SHORT EXERCISE » Copy each line of the material below that includes the string "this".

--- DATA PROVIDED ---

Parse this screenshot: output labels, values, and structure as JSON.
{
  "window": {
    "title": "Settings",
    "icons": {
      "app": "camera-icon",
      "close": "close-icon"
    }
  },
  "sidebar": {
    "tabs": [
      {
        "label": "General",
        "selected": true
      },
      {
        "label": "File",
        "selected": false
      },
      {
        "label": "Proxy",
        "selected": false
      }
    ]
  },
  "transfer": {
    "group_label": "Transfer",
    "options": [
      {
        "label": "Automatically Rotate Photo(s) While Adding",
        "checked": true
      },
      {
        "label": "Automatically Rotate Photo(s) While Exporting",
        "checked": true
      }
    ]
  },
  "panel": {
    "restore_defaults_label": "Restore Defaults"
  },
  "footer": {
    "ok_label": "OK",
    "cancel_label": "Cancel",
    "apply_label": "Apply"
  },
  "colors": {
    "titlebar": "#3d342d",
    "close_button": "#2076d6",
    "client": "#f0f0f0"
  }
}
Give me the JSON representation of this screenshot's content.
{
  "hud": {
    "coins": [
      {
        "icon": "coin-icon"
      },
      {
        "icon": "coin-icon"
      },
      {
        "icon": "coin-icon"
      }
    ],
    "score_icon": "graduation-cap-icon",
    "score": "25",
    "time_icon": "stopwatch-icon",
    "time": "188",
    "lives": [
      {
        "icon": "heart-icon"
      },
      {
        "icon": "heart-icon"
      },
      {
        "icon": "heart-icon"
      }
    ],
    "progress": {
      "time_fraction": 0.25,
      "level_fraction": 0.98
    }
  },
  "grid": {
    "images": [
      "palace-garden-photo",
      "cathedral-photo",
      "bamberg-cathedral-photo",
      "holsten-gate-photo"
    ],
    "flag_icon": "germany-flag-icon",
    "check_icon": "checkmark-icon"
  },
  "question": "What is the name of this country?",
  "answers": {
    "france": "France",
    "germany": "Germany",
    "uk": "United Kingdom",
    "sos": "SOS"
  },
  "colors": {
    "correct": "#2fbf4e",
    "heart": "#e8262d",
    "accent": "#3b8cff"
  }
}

---

WRITTEN SOLUTION »
Parse this screenshot: output labels, values, and structure as JSON.
Give me the JSON representation of this screenshot's content.
  "question": "What is the name of this country?",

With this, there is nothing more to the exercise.